*Required work*
Without the pictures, copy all the entries below exactly.
—————
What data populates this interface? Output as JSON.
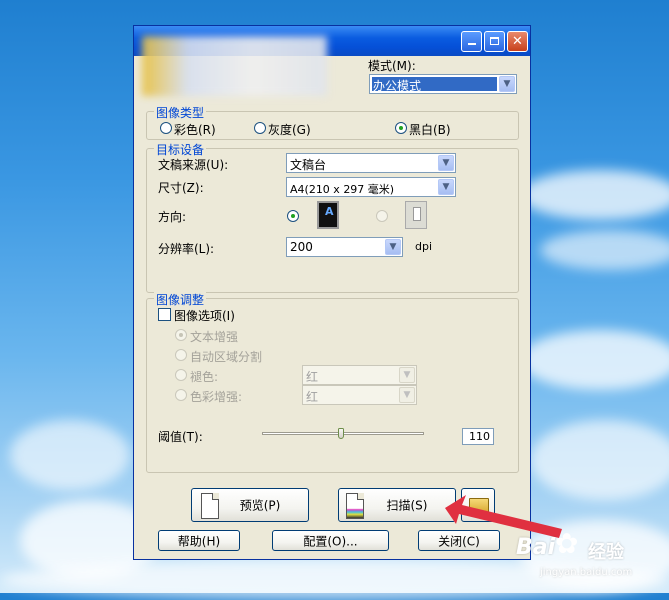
{
  "window": {
    "mode_label": "模式(M):",
    "mode_value": "办公模式"
  },
  "image_type": {
    "title": "图像类型",
    "color": "彩色(R)",
    "gray": "灰度(G)",
    "bw": "黑白(B)",
    "selected": "bw"
  },
  "target": {
    "title": "目标设备",
    "source_label": "文稿来源(U):",
    "source_value": "文稿台",
    "size_label": "尺寸(Z):",
    "size_value": "A4(210 x 297 毫米)",
    "orientation_label": "方向:",
    "resolution_label": "分辨率(L):",
    "resolution_value": "200",
    "resolution_unit": "dpi"
  },
  "adjust": {
    "title": "图像调整",
    "image_option": "图像选项(I)",
    "text_enhance": "文本增强",
    "auto_area": "自动区域分割",
    "dropout_label": "褪色:",
    "dropout_value": "红",
    "color_enhance_label": "色彩增强:",
    "color_enhance_value": "红",
    "threshold_label": "阈值(T):",
    "threshold_value": "110",
    "threshold_fraction": 0.49
  },
  "buttons": {
    "preview": "预览(P)",
    "scan": "扫描(S)",
    "help": "帮助(H)",
    "config": "配置(O)...",
    "close": "关闭(C)"
  },
  "watermark": {
    "brand": "Bai",
    "brand_suffix": "经验",
    "url": "jingyan.baidu.com"
  },
  "colors": {
    "accent": "#0046d5",
    "arrow": "#e03040"
  }
}
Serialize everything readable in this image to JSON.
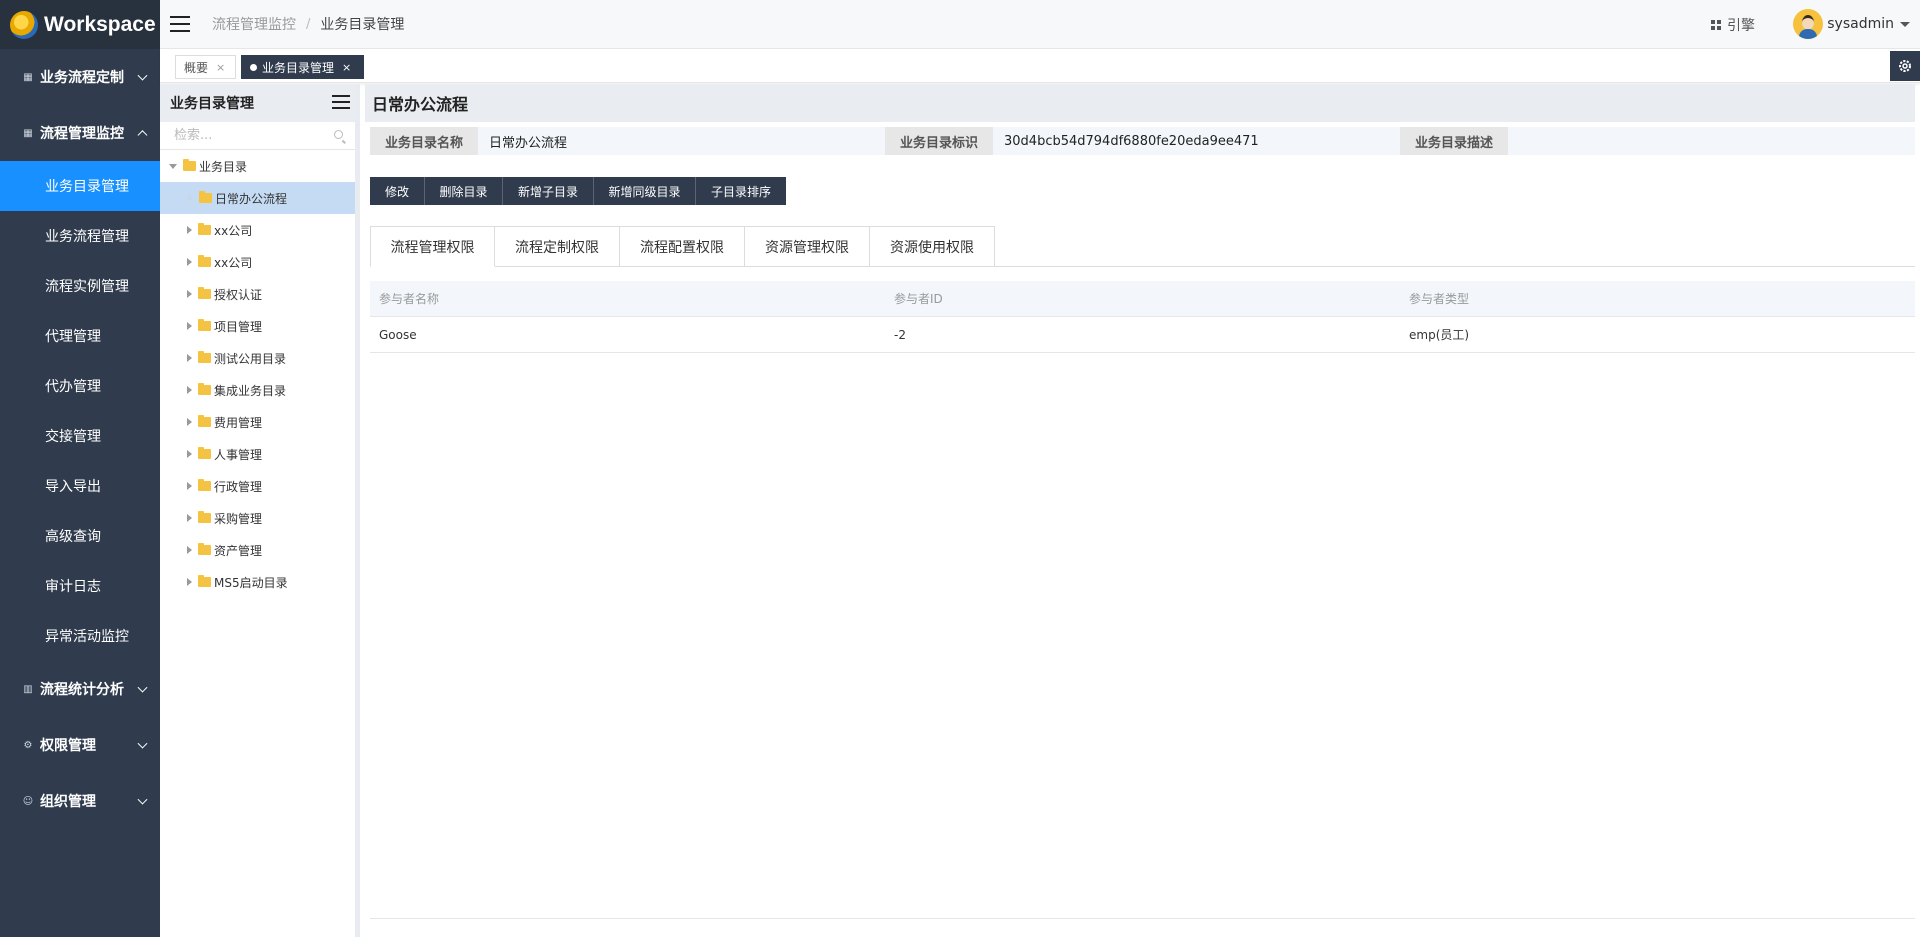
{
  "brand": {
    "name": "Workspace"
  },
  "sidebar": {
    "groups": [
      {
        "label": "业务流程定制",
        "icon": "grid-icon",
        "expanded": false
      },
      {
        "label": "流程管理监控",
        "icon": "grid-icon",
        "expanded": true,
        "items": [
          "业务目录管理",
          "业务流程管理",
          "流程实例管理",
          "代理管理",
          "代办管理",
          "交接管理",
          "导入导出",
          "高级查询",
          "审计日志",
          "异常活动监控"
        ]
      },
      {
        "label": "流程统计分析",
        "icon": "chart-icon",
        "expanded": false
      },
      {
        "label": "权限管理",
        "icon": "gear-icon",
        "expanded": false
      },
      {
        "label": "组织管理",
        "icon": "user-icon",
        "expanded": false
      }
    ],
    "active_item": "业务目录管理"
  },
  "topbar": {
    "breadcrumb": [
      "流程管理监控",
      "业务目录管理"
    ],
    "breadcrumb_sep": "/",
    "engine_label": "引擎",
    "user_name": "sysadmin"
  },
  "tabs": [
    {
      "label": "概要",
      "close": "×"
    },
    {
      "label": "业务目录管理",
      "close": "×",
      "active": true
    }
  ],
  "tree": {
    "title": "业务目录管理",
    "search_placeholder": "检索...",
    "root": "业务目录",
    "children": [
      "日常办公流程",
      "xx公司",
      "xx公司",
      "授权认证",
      "项目管理",
      "测试公用目录",
      "集成业务目录",
      "费用管理",
      "人事管理",
      "行政管理",
      "采购管理",
      "资产管理",
      "MS5启动目录"
    ],
    "selected": "日常办公流程"
  },
  "main": {
    "title": "日常办公流程",
    "info": {
      "name_label": "业务目录名称",
      "name_value": "日常办公流程",
      "id_label": "业务目录标识",
      "id_value": "30d4bcb54d794df6880fe20eda9ee471",
      "desc_label": "业务目录描述",
      "desc_value": ""
    },
    "actions": [
      "修改",
      "删除目录",
      "新增子目录",
      "新增同级目录",
      "子目录排序"
    ],
    "perm_tabs": [
      "流程管理权限",
      "流程定制权限",
      "流程配置权限",
      "资源管理权限",
      "资源使用权限"
    ],
    "grid": {
      "columns": [
        "参与者名称",
        "参与者ID",
        "参与者类型"
      ],
      "rows": [
        [
          "Goose",
          "-2",
          "emp(员工)"
        ]
      ]
    }
  },
  "colors": {
    "sidebar_bg": "#303c4e",
    "active_blue": "#1890ff",
    "selected_tree": "#c5dbf3",
    "folder": "#f5c342"
  }
}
—————
*Solution*
What data populates this interface? Output as JSON.
{
  "window": {
    "mode_label": "模式(M):",
    "mode_value": "办公模式"
  },
  "image_type": {
    "title": "图像类型",
    "color": "彩色(R)",
    "gray": "灰度(G)",
    "bw": "黑白(B)",
    "selected": "bw"
  },
  "target": {
    "title": "目标设备",
    "source_label": "文稿来源(U):",
    "source_value": "文稿台",
    "size_label": "尺寸(Z):",
    "size_value": "A4(210 x 297 毫米)",
    "orientation_label": "方向:",
    "resolution_label": "分辨率(L):",
    "resolution_value": "200",
    "resolution_unit": "dpi"
  },
  "adjust": {
    "title": "图像调整",
    "image_option": "图像选项(I)",
    "text_enhance": "文本增强",
    "auto_area": "自动区域分割",
    "dropout_label": "褪色:",
    "dropout_value": "红",
    "color_enhance_label": "色彩增强:",
    "color_enhance_value": "红",
    "threshold_label": "阈值(T):",
    "threshold_value": "110",
    "threshold_fraction": 0.49
  },
  "buttons": {
    "preview": "预览(P)",
    "scan": "扫描(S)",
    "help": "帮助(H)",
    "config": "配置(O)...",
    "close": "关闭(C)"
  },
  "watermark": {
    "brand": "Bai",
    "brand_suffix": "经验",
    "url": "jingyan.baidu.com"
  },
  "colors": {
    "accent": "#0046d5",
    "arrow": "#e03040"
  }
}
Serialize everything readable in this image to JSON.
{
  "brand": {
    "name": "Workspace"
  },
  "sidebar": {
    "groups": [
      {
        "label": "业务流程定制",
        "icon": "grid-icon",
        "expanded": false
      },
      {
        "label": "流程管理监控",
        "icon": "grid-icon",
        "expanded": true,
        "items": [
          "业务目录管理",
          "业务流程管理",
          "流程实例管理",
          "代理管理",
          "代办管理",
          "交接管理",
          "导入导出",
          "高级查询",
          "审计日志",
          "异常活动监控"
        ]
      },
      {
        "label": "流程统计分析",
        "icon": "chart-icon",
        "expanded": false
      },
      {
        "label": "权限管理",
        "icon": "gear-icon",
        "expanded": false
      },
      {
        "label": "组织管理",
        "icon": "user-icon",
        "expanded": false
      }
    ],
    "active_item": "业务目录管理"
  },
  "topbar": {
    "breadcrumb": [
      "流程管理监控",
      "业务目录管理"
    ],
    "breadcrumb_sep": "/",
    "engine_label": "引擎",
    "user_name": "sysadmin"
  },
  "tabs": [
    {
      "label": "概要",
      "close": "×"
    },
    {
      "label": "业务目录管理",
      "close": "×",
      "active": true
    }
  ],
  "tree": {
    "title": "业务目录管理",
    "search_placeholder": "检索...",
    "root": "业务目录",
    "children": [
      "日常办公流程",
      "xx公司",
      "xx公司",
      "授权认证",
      "项目管理",
      "测试公用目录",
      "集成业务目录",
      "费用管理",
      "人事管理",
      "行政管理",
      "采购管理",
      "资产管理",
      "MS5启动目录"
    ],
    "selected": "日常办公流程"
  },
  "main": {
    "title": "日常办公流程",
    "info": {
      "name_label": "业务目录名称",
      "name_value": "日常办公流程",
      "id_label": "业务目录标识",
      "id_value": "30d4bcb54d794df6880fe20eda9ee471",
      "desc_label": "业务目录描述",
      "desc_value": ""
    },
    "actions": [
      "修改",
      "删除目录",
      "新增子目录",
      "新增同级目录",
      "子目录排序"
    ],
    "perm_tabs": [
      "流程管理权限",
      "流程定制权限",
      "流程配置权限",
      "资源管理权限",
      "资源使用权限"
    ],
    "grid": {
      "columns": [
        "参与者名称",
        "参与者ID",
        "参与者类型"
      ],
      "rows": [
        [
          "Goose",
          "-2",
          "emp(员工)"
        ]
      ]
    }
  },
  "colors": {
    "sidebar_bg": "#303c4e",
    "active_blue": "#1890ff",
    "selected_tree": "#c5dbf3",
    "folder": "#f5c342"
  }
}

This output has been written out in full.